What to do
Scan the records for the word "центрами". Copy each line that includes it.

Source material
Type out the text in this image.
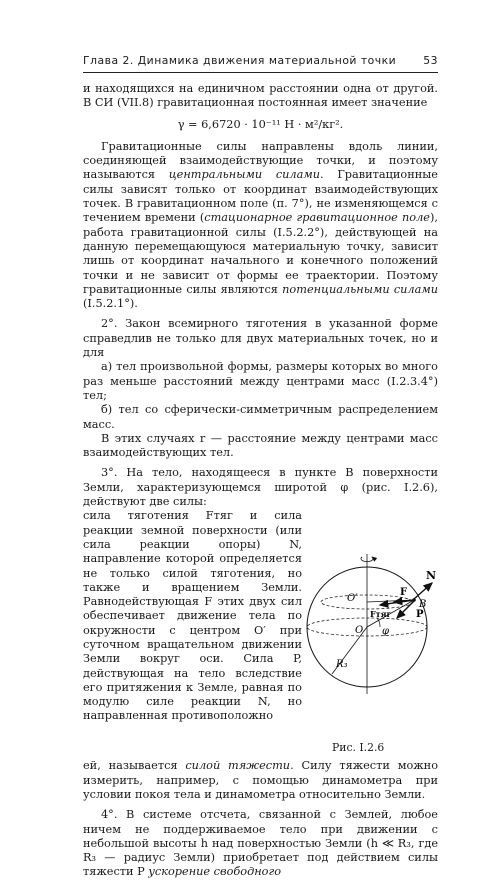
Глава 2. Динамика движения материальной точки	53

и находящихся на единичном расстоянии одна от другой. В СИ (VII.8) гравитационная постоянная имеет значение

γ = 6,6720 · 10⁻¹¹ Н · м²/кг².

Гравитационные силы направлены вдоль линии, соединяющей взаимодействующие точки, и поэтому называются центральными силами. Гравитационные силы зависят только от координат взаимодействующих точек. В гравитационном поле (п. 7°), не изменяющемся с течением времени (стационарное гравитационное поле), работа гравитационной силы (I.5.2.2°), действующей на данную перемещающуюся материальную точку, зависит лишь от координат начального и конечного положений точки и не зависит от формы ее траектории. Поэтому гравитационные силы являются потенциальными силами (I.5.2.1°).

2°. Закон всемирного тяготения в указанной форме справедлив не только для двух материальных точек, но и для

а) тел произвольной формы, размеры которых во много раз меньше расстояний между центрами масс (I.2.3.4°) тел;

б) тел со сферически-симметричным распределением масс.

В этих случаях r — расстояние между центрами масс взаимодействующих тел.

3°. На тело, находящееся в пункте B поверхности Земли, характеризующемся широтой φ (рис. I.2.6), действуют две силы:

сила тяготения Fтяг и сила реакции земной поверхности (или сила реакции опоры) N, направление которой определяется не только силой тяготения, но также и вращением Земли. Равнодействующая F этих двух сил обеспечивает движение тела по окружности с центром O′ при суточном вращательном движении Земли вокруг оси. Сила P, действующая на тело вследствие его притяжения к Земле, равная по модулю силе реакции N, но направленная противоположно

N
B
F
P
Fтяг
O′
O φ
R₃
Рис. I.2.6

ей, называется силой тяжести. Силу тяжести можно измерить, например, с помощью динамометра при условии покоя тела и динамометра относительно Земли.

4°. В системе отсчета, связанной с Землей, любое ничем не поддерживаемое тело при движении с небольшой высоты h над поверхностью Земли (h ≪ R₃, где R₃ — радиус Земли) приобретает под действием силы тяжести P ускорение свободного
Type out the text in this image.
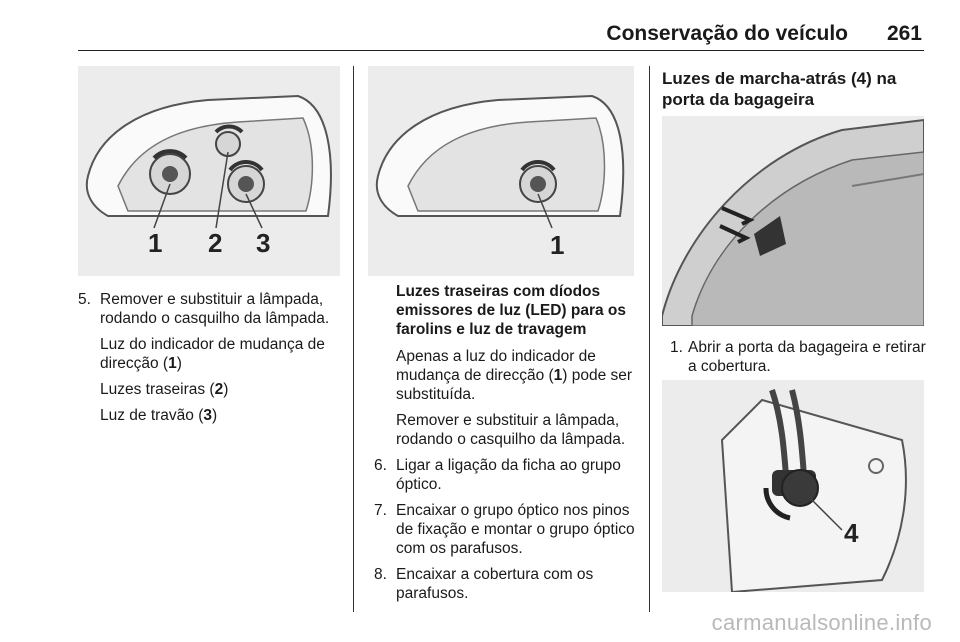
Conservação do veículo 261
1 2 3	1
4
5. Remover e substituir a lâmpada, rodando o casquilho da lâmpada.
Luz do indicador de mudança de direcção (1)
Luzes traseiras (2)
Luz de travão (3)
Luzes traseiras com díodos emissores de luz (LED) para os farolins e luz de travagem
Apenas a luz do indicador de mudança de direcção (1) pode ser substituída.
Remover e substituir a lâmpada, rodando o casquilho da lâmpada.
6. Ligar a ligação da ficha ao grupo óptico.
7. Encaixar o grupo óptico nos pinos de fixação e montar o grupo óptico com os parafusos.
8. Encaixar a cobertura com os parafusos.
Luzes de marcha-atrás (4) na porta da bagageira
1. Abrir a porta da bagageira e retirar a cobertura.
carmanualsonline.info
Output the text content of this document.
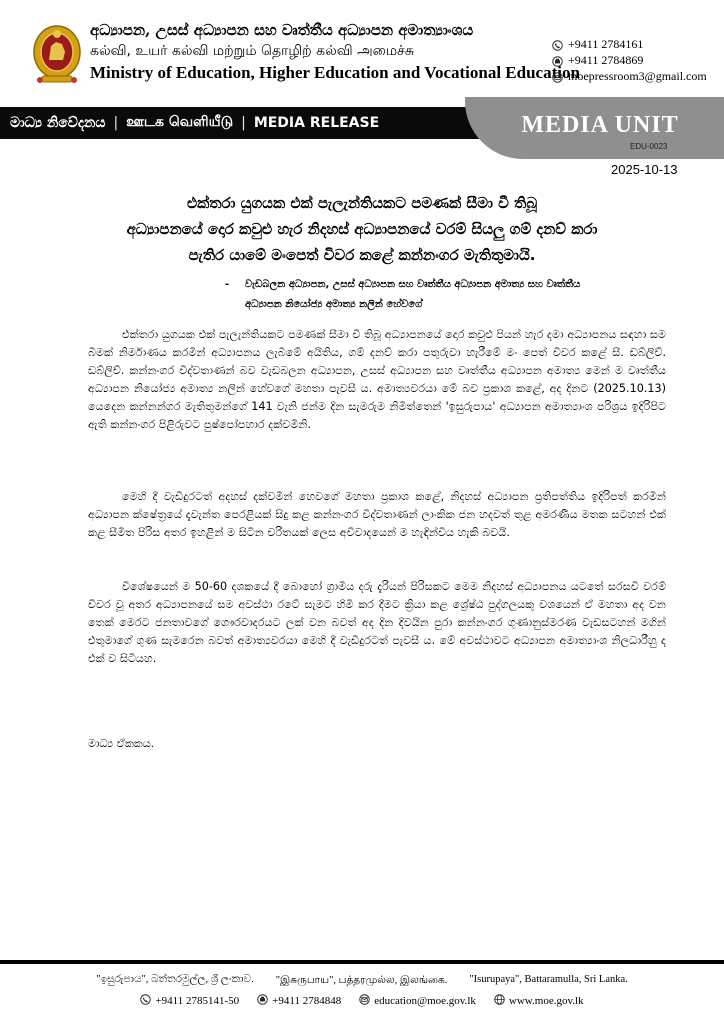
අධ්‍යාපන, උසස් අධ්‍යාපන සහ වෘත්තීය අධ්‍යාපන අමාත්‍යාංශය
கல்வி, உயர் கல்வி மற்றும் தொழிற் கல்வி அமைச்சு
Ministry of Education, Higher Education and Vocational Education
+9411 2784161
+9411 2784869
moepressroom3@gmail.com
මාධ්‍ය නිවේදනය | ஊடக வெளியீடு | MEDIA RELEASE	MEDIA UNIT
EDU-0023
2025-10-13
එක්තරා යුගයක එක් පැලැන්තියකට පමණක් සීමා වී තිබූ
අධ්‍යාපනයේ දොර කවුළු හැර නිදහස් අධ්‍යාපනයේ වරම් සියලු ගම් දනව් කරා
පැතිර යාමේ මංපෙත් විවර කළේ කන්නංගර මැතිතුමායි.
- වැඩබලන අධ්‍යාපන, උසස් අධ්‍යාපන සහ වෘත්තීය අධ්‍යාපන අමාත්‍ය සහ වෘත්තීය
අධ්‍යාපන නියෝජ්‍ය අමාත්‍ය නලින් හේවගේ
එක්තරා යුගයක එක් පැලැන්තියකට පමණක් සීමා වී තිබූ අධ්‍යාපනයේ දොර කවුළු පියන් හැර දමා අධ්‍යාපනය සඳහා සම බිමක් නිර්මාණය කරමින් අධ්‍යාපනය ලැබීමේ අයිතිය, ගම් දනව් කරා පතුරුවා හැරීමේ මං පෙත් විවර කළේ සී. ඩබ්ලිව්. ඩබ්ලිව්. කන්නංගර විද්වතාණන් බව වැඩබලන අධ්‍යාපන, උසස් අධ්‍යාපන සහ වෘත්තීය අධ්‍යාපන අමාත්‍ය මෙන් ම වෘත්තීය අධ්‍යාපන නියෝජ්‍ය අමාත්‍ය නලින් හේවගේ මහතා පැවසී ය. අමාත්‍යවරයා මේ බව ප්‍රකාශ කළේ, අද දිනට (2025.10.13) යෙදෙන කන්නන්ගර මැතිතුමන්ගේ 141 වැනි ජන්ම දින සැමරුම නිමිත්තෙන් 'ඉසුරුපාය' අධ්‍යාපන අමාත්‍යාංශ පරිශ්‍රය ඉදිරිපිට ඇති කන්නංගර පිළිරුවට පුෂ්පෝපහාර දක්වමිනි.
මෙහි දී වැඩිදුරටත් අදහස් දක්වමින් හෙවගේ මහතා ප්‍රකාශ කළේ, නිදහස් අධ්‍යාපන ප්‍රතිපත්තිය ඉදිරිපත් කරමින් අධ්‍යාපන ක්ෂේත්‍රයේ දැවැන්ත පෙරළියක් සිදු කළ කන්නංගර විද්වතාණන් ලාංකික ජන හදවත් තුළ අමරණීය මතක සටහන් එක් කළ සීමිත පිරිස අතර ඉහළින් ම සිටින චරිතයක් ලෙස අවිවාදයෙන් ම හැඳින්විය හැකි බවයි.
විශේෂයෙන් ම 50-60 දශකයේ දී බොහෝ ග්‍රාමීය දරු දැරියන් පිරිසකට මෙම නිදහස් අධ්‍යාපනය යටතේ සරසවි වරම් විවර වූ අතර අධ්‍යාපනයේ සම අවස්ථා රටේ සැමට හිමි කර දීමට ක්‍රියා කළ ශ්‍රේෂ්ඨ පුද්ගලයකු වශයෙන් ඒ මහතා අද වන තෙක් මෙරට ජනතාවගේ ගෞරවාදරයට ලක් වන බවත් අද දින දිවයින පුරා කන්නංගර ගුණානුස්මරණ වැඩසටහන් මගින් එතුමාගේ ගුණ සැමරෙන බවත් අමාත්‍යවරයා මෙහි දී වැඩිදුරටත් පැවසී ය. මේ අවස්ථාවට අධ්‍යාපන අමාත්‍යාංශ නිලධාරීහු ද එක් ව සිටියහ.
මාධ්‍ය ඒකකය.
"ඉසුරුපාය", බත්තරමුල්ල, ශ්‍රී ලංකාව. "இசுருபாய", பத்தரமுல்ல, இலங்கை. "Isurupaya", Battaramulla, Sri Lanka.
+9411 2785141-50	+9411 2784848	education@moe.gov.lk	www.moe.gov.lk
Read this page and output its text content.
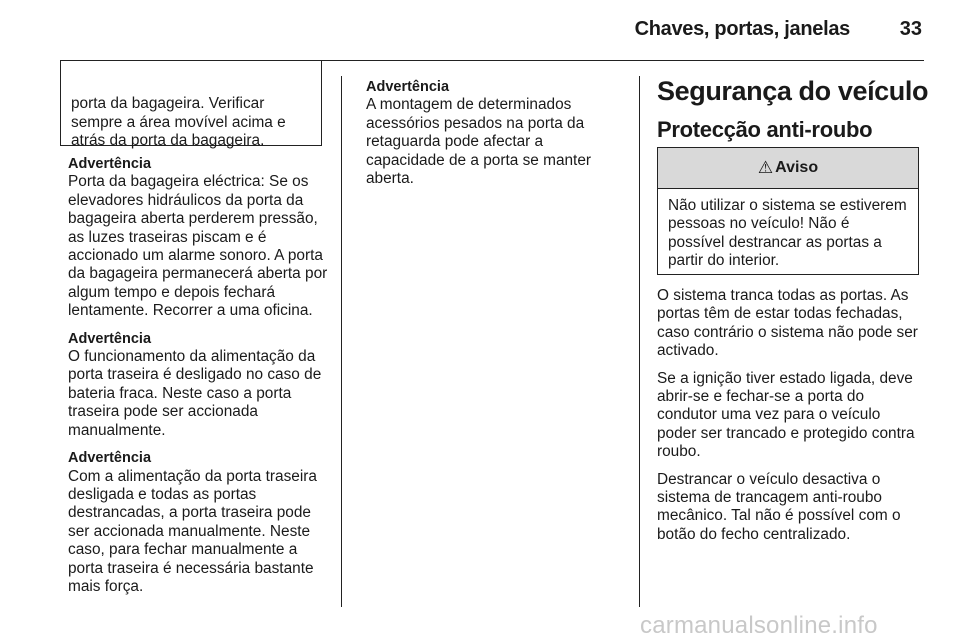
Chaves, portas, janelas	33

porta da bagageira. Verificar sempre a área movível acima e atrás da porta da bagageira.

Advertência

Porta da bagageira eléctrica: Se os elevadores hidráulicos da porta da bagageira aberta perderem pressão, as luzes traseiras piscam e é accionado um alarme sonoro. A porta da bagageira permanecerá aberta por algum tempo e depois fechará lentamente. Recorrer a uma oficina.

Advertência

O funcionamento da alimentação da porta traseira é desligado no caso de bateria fraca. Neste caso a porta traseira pode ser accionada manualmente.

Advertência

Com a alimentação da porta traseira desligada e todas as portas destrancadas, a porta traseira pode ser accionada manualmente. Neste caso, para fechar manualmente a porta traseira é necessária bastante mais força.

Advertência

A montagem de determinados acessórios pesados na porta da retaguarda pode afectar a capacidade de a porta se manter aberta.

Segurança do veículo
Protecção anti-roubo
⚠ Aviso

Não utilizar o sistema se estiverem pessoas no veículo! Não é possível destrancar as portas a partir do interior.

O sistema tranca todas as portas. As portas têm de estar todas fechadas, caso contrário o sistema não pode ser activado.

Se a ignição tiver estado ligada, deve abrir-se e fechar-se a porta do condutor uma vez para o veículo poder ser trancado e protegido contra roubo.

Destrancar o veículo desactiva o sistema de trancagem anti-roubo mecânico. Tal não é possível com o botão do fecho centralizado.

carmanualsonline.info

Response below
а) тел произвольной формы, размеры которых во много раз меньше расстояний между центрами масс (I.2.3.4°) тел;
В этих случаях r — расстояние между центрами масс взаимодействующих тел.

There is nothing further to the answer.